> **TASK OBJECTIVE**
The records below must be transcribed exactly, with each picture left out.

(Source data)
# # # # # # #
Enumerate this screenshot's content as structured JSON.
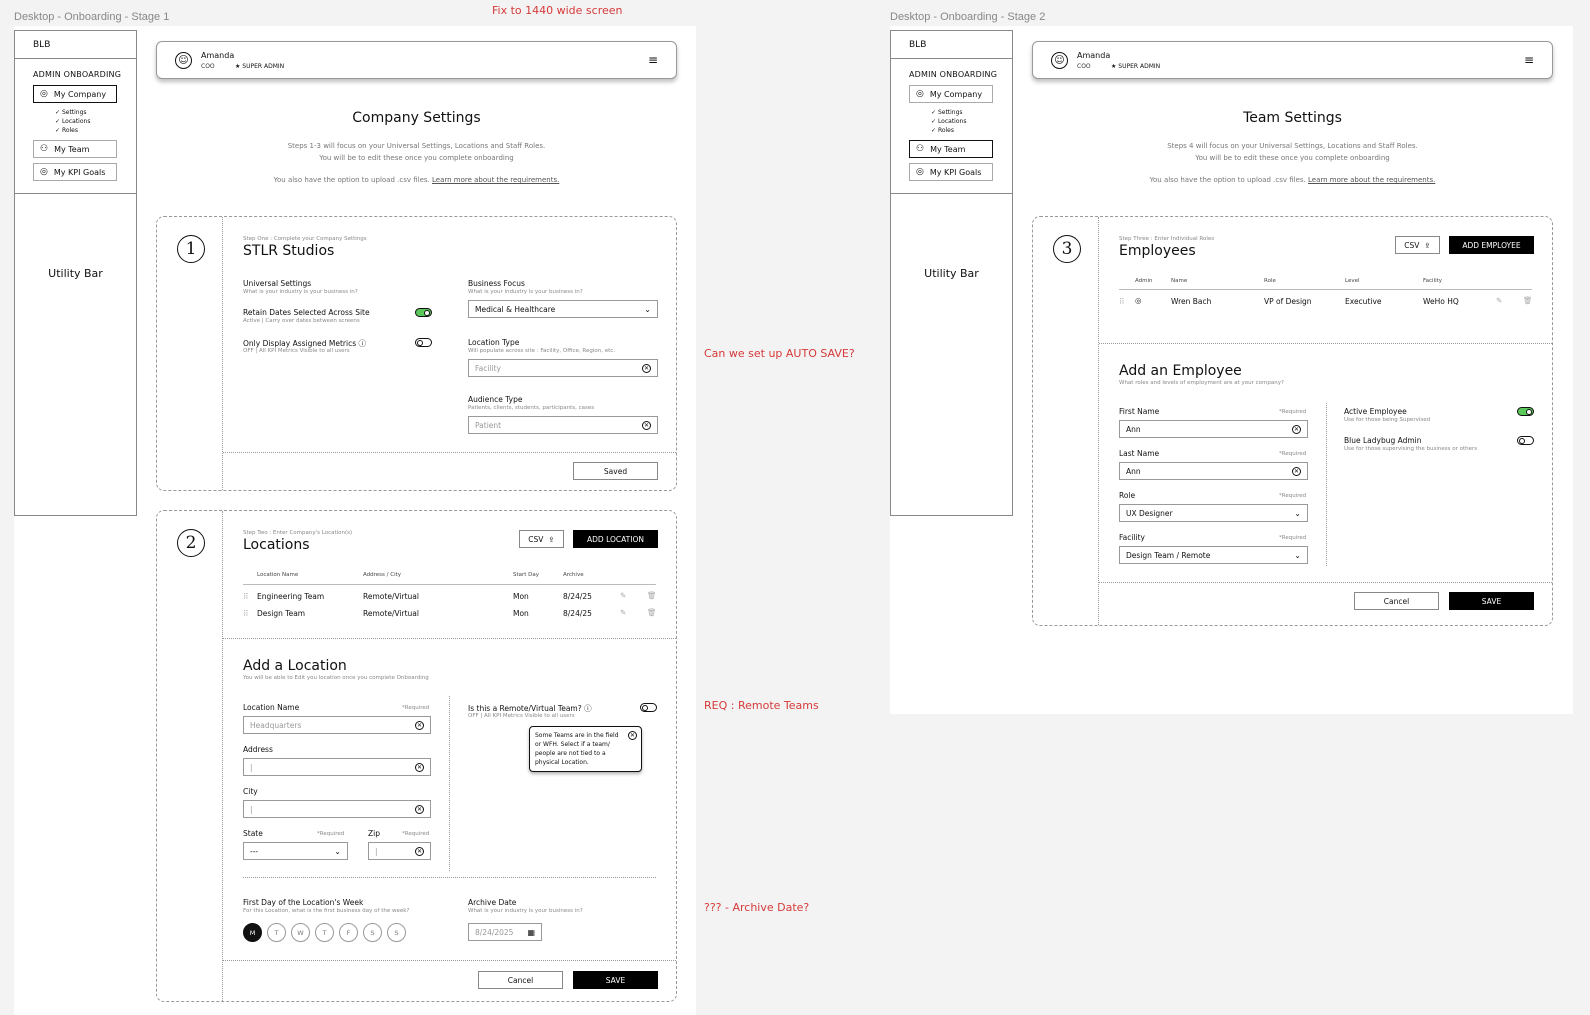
{
  "stage1_label": "Desktop - Onboarding - Stage 1",
  "stage2_label": "Desktop - Onboarding - Stage 2",
  "notes": {
    "wide_screen": "Fix to 1440 wide screen",
    "autosave": "Can we set up AUTO SAVE?",
    "remote_teams": "REQ : Remote Teams",
    "archive": "??? - Archive Date?"
  },
  "sidebar": {
    "logo": "BLB",
    "heading": "ADMIN ONBOARDING",
    "items": {
      "company": "My Company",
      "team": "My Team",
      "kpi": "My KPI Goals"
    },
    "subitems": [
      "Settings",
      "Locations",
      "Roles"
    ],
    "utility": "Utility Bar"
  },
  "header": {
    "name": "Amanda",
    "role": "COO",
    "badge": "★ SUPER ADMIN",
    "menu_icon": "hamburger-icon"
  },
  "stage1": {
    "title": "Company Settings",
    "intro1": "Steps 1-3 will focus on your Universal Settings, Locations and Staff Roles.",
    "intro2": "You will be to edit these once you complete onboarding",
    "csv_text": "You also have the option to upload .csv files.",
    "csv_link": "Learn more about the requirements.",
    "step1": {
      "number": "1",
      "label": "Step One : Complete your Company Settings",
      "title": "STLR Studios",
      "universal_label": "Universal Settings",
      "universal_sub": "What is your industry is your business in?",
      "retain_label": "Retain Dates Selected Across Site",
      "retain_sub": "Active | Carry over dates between screens",
      "only_label": "Only Display Assigned Metrics ⓘ",
      "only_sub": "OFF | All KPI Metrics Visible to all users",
      "focus_label": "Business Focus",
      "focus_sub": "What is your industry is your business in?",
      "focus_value": "Medical & Healthcare",
      "loc_type_label": "Location Type",
      "loc_type_sub": "Will populate across site : Facility, Office, Region, etc.",
      "loc_type_placeholder": "Facility",
      "aud_label": "Audience Type",
      "aud_sub": "Patients, clients, students, participants, cases",
      "aud_placeholder": "Patient",
      "saved": "Saved"
    },
    "step2": {
      "number": "2",
      "label": "Step Two : Enter Company's Location(s)",
      "title": "Locations",
      "csv": "CSV",
      "add": "ADD LOCATION",
      "headers": [
        "Location Name",
        "Address / City",
        "Start Day",
        "Archive"
      ],
      "rows": [
        {
          "name": "Engineering Team",
          "address": "Remote/Virtual",
          "day": "Mon",
          "archive": "8/24/25"
        },
        {
          "name": "Design Team",
          "address": "Remote/Virtual",
          "day": "Mon",
          "archive": "8/24/25"
        }
      ],
      "add_title": "Add a Location",
      "add_sub": "You will be able to Edit you location once you complete Onboarding",
      "loc_name_label": "Location Name",
      "required": "*Required",
      "loc_name_placeholder": "Headquarters",
      "address_label": "Address",
      "city_label": "City",
      "state_label": "State",
      "state_value": "---",
      "zip_label": "Zip",
      "remote_label": "Is this a Remote/Virtual Team? ⓘ",
      "remote_sub": "OFF | All KPI Metrics Visible to all users",
      "tooltip": "Some Teams are in the field or WFH. Select if a team/ people are not tied to a physical Location.",
      "first_day_label": "First Day of the Location's Week",
      "first_day_sub": "For this Location, what is the first business day of the week?",
      "days": [
        "M",
        "T",
        "W",
        "T",
        "F",
        "S",
        "S"
      ],
      "archive_label": "Archive Date",
      "archive_sub": "What is your industry is your business in?",
      "archive_value": "8/24/2025",
      "cancel": "Cancel",
      "save": "SAVE"
    }
  },
  "stage2": {
    "title": "Team Settings",
    "intro1": "Steps 4 will focus on your Universal Settings, Locations and Staff Roles.",
    "intro2": "You will be to edit these once you complete onboarding",
    "csv_text": "You also have the option to upload .csv files.",
    "csv_link": "Learn more about the requirements.",
    "step3": {
      "number": "3",
      "label": "Step Three : Enter Individual Roles",
      "title": "Employees",
      "csv": "CSV",
      "add": "ADD EMPLOYEE",
      "headers": [
        "Admin",
        "Name",
        "Role",
        "Level",
        "Facility"
      ],
      "row": {
        "name": "Wren Bach",
        "role": "VP of Design",
        "level": "Executive",
        "facility": "WeHo HQ"
      },
      "add_title": "Add an Employee",
      "add_sub": "What roles and levels of employment are at your company?",
      "required": "*Required",
      "first_label": "First Name",
      "first_value": "Ann",
      "last_label": "Last Name",
      "last_value": "Ann",
      "role_label": "Role",
      "role_value": "UX Designer",
      "facility_label": "Facility",
      "facility_value": "Design Team / Remote",
      "active_label": "Active Employee",
      "active_sub": "Use for those being Supervised",
      "bl_label": "Blue Ladybug Admin",
      "bl_sub": "Use for those supervising the business or others",
      "cancel": "Cancel",
      "save": "SAVE"
    }
  }
}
# # # # # # #
> **RESULT OF THIS EXERCISE**
Enumerate this screenshot's content as structured JSON.
{
  "stage1_label": "Desktop - Onboarding - Stage 1",
  "stage2_label": "Desktop - Onboarding - Stage 2",
  "notes": {
    "wide_screen": "Fix to 1440 wide screen",
    "autosave": "Can we set up AUTO SAVE?",
    "remote_teams": "REQ : Remote Teams",
    "archive": "??? - Archive Date?"
  },
  "sidebar": {
    "logo": "BLB",
    "heading": "ADMIN ONBOARDING",
    "items": {
      "company": "My Company",
      "team": "My Team",
      "kpi": "My KPI Goals"
    },
    "subitems": [
      "Settings",
      "Locations",
      "Roles"
    ],
    "utility": "Utility Bar"
  },
  "header": {
    "name": "Amanda",
    "role": "COO",
    "badge": "★ SUPER ADMIN",
    "menu_icon": "hamburger-icon"
  },
  "stage1": {
    "title": "Company Settings",
    "intro1": "Steps 1-3 will focus on your Universal Settings, Locations and Staff Roles.",
    "intro2": "You will be to edit these once you complete onboarding",
    "csv_text": "You also have the option to upload .csv files.",
    "csv_link": "Learn more about the requirements.",
    "step1": {
      "number": "1",
      "label": "Step One : Complete your Company Settings",
      "title": "STLR Studios",
      "universal_label": "Universal Settings",
      "universal_sub": "What is your industry is your business in?",
      "retain_label": "Retain Dates Selected Across Site",
      "retain_sub": "Active | Carry over dates between screens",
      "only_label": "Only Display Assigned Metrics ⓘ",
      "only_sub": "OFF | All KPI Metrics Visible to all users",
      "focus_label": "Business Focus",
      "focus_sub": "What is your industry is your business in?",
      "focus_value": "Medical & Healthcare",
      "loc_type_label": "Location Type",
      "loc_type_sub": "Will populate across site : Facility, Office, Region, etc.",
      "loc_type_placeholder": "Facility",
      "aud_label": "Audience Type",
      "aud_sub": "Patients, clients, students, participants, cases",
      "aud_placeholder": "Patient",
      "saved": "Saved"
    },
    "step2": {
      "number": "2",
      "label": "Step Two : Enter Company's Location(s)",
      "title": "Locations",
      "csv": "CSV",
      "add": "ADD LOCATION",
      "headers": [
        "Location Name",
        "Address / City",
        "Start Day",
        "Archive"
      ],
      "rows": [
        {
          "name": "Engineering Team",
          "address": "Remote/Virtual",
          "day": "Mon",
          "archive": "8/24/25"
        },
        {
          "name": "Design Team",
          "address": "Remote/Virtual",
          "day": "Mon",
          "archive": "8/24/25"
        }
      ],
      "add_title": "Add a Location",
      "add_sub": "You will be able to Edit you location once you complete Onboarding",
      "loc_name_label": "Location Name",
      "required": "*Required",
      "loc_name_placeholder": "Headquarters",
      "address_label": "Address",
      "city_label": "City",
      "state_label": "State",
      "state_value": "---",
      "zip_label": "Zip",
      "remote_label": "Is this a Remote/Virtual Team? ⓘ",
      "remote_sub": "OFF | All KPI Metrics Visible to all users",
      "tooltip": "Some Teams are in the field or WFH. Select if a team/ people are not tied to a physical Location.",
      "first_day_label": "First Day of the Location's Week",
      "first_day_sub": "For this Location, what is the first business day of the week?",
      "days": [
        "M",
        "T",
        "W",
        "T",
        "F",
        "S",
        "S"
      ],
      "archive_label": "Archive Date",
      "archive_sub": "What is your industry is your business in?",
      "archive_value": "8/24/2025",
      "cancel": "Cancel",
      "save": "SAVE"
    }
  },
  "stage2": {
    "title": "Team Settings",
    "intro1": "Steps 4 will focus on your Universal Settings, Locations and Staff Roles.",
    "intro2": "You will be to edit these once you complete onboarding",
    "csv_text": "You also have the option to upload .csv files.",
    "csv_link": "Learn more about the requirements.",
    "step3": {
      "number": "3",
      "label": "Step Three : Enter Individual Roles",
      "title": "Employees",
      "csv": "CSV",
      "add": "ADD EMPLOYEE",
      "headers": [
        "Admin",
        "Name",
        "Role",
        "Level",
        "Facility"
      ],
      "row": {
        "name": "Wren Bach",
        "role": "VP of Design",
        "level": "Executive",
        "facility": "WeHo HQ"
      },
      "add_title": "Add an Employee",
      "add_sub": "What roles and levels of employment are at your company?",
      "required": "*Required",
      "first_label": "First Name",
      "first_value": "Ann",
      "last_label": "Last Name",
      "last_value": "Ann",
      "role_label": "Role",
      "role_value": "UX Designer",
      "facility_label": "Facility",
      "facility_value": "Design Team / Remote",
      "active_label": "Active Employee",
      "active_sub": "Use for those being Supervised",
      "bl_label": "Blue Ladybug Admin",
      "bl_sub": "Use for those supervising the business or others",
      "cancel": "Cancel",
      "save": "SAVE"
    }
  }
}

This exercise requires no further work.